● **Direction**:
Check every line of the data below for the string "JSON", and copy the ones that hold it.

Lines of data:
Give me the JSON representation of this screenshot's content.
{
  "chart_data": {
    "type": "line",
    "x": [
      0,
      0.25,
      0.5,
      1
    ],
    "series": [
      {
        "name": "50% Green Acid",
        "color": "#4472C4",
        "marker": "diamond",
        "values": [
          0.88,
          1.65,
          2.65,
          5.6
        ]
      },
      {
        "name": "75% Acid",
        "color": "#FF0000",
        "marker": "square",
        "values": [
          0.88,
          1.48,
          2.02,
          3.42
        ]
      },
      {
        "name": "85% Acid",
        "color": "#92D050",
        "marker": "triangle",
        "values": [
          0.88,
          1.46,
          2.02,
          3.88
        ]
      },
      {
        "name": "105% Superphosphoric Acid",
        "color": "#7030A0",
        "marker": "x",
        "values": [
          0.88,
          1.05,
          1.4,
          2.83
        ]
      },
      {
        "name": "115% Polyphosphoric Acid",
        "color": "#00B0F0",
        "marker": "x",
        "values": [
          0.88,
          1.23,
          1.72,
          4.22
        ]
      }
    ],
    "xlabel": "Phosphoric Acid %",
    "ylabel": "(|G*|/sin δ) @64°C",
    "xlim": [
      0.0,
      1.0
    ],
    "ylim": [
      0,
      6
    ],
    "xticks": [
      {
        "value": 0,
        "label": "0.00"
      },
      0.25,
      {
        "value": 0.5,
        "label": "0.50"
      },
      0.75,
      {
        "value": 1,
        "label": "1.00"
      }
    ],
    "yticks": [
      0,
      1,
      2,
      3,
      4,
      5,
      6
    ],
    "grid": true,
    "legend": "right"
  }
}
* * *
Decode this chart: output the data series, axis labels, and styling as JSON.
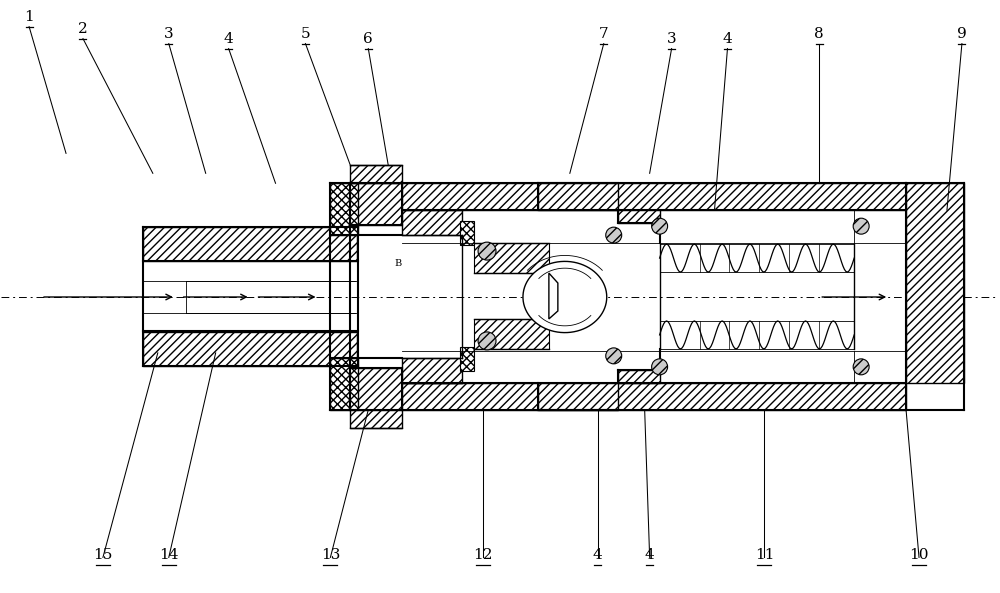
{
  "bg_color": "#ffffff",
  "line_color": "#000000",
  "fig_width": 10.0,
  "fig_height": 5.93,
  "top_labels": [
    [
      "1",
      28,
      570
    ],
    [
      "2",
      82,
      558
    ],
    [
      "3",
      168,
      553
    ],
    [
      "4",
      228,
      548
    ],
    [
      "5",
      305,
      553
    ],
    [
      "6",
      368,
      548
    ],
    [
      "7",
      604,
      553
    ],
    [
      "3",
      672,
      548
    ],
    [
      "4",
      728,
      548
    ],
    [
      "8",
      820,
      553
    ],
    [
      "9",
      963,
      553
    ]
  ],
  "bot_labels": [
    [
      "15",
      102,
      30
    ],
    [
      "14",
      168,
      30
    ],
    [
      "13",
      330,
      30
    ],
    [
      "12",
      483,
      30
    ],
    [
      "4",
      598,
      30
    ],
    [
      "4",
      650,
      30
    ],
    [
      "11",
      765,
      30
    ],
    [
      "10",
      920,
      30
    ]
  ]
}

● **Output of the exercise**:
Give me the JSON representation of this screenshot's content.
Decode this chart: output the data series, axis labels, and styling as JSON.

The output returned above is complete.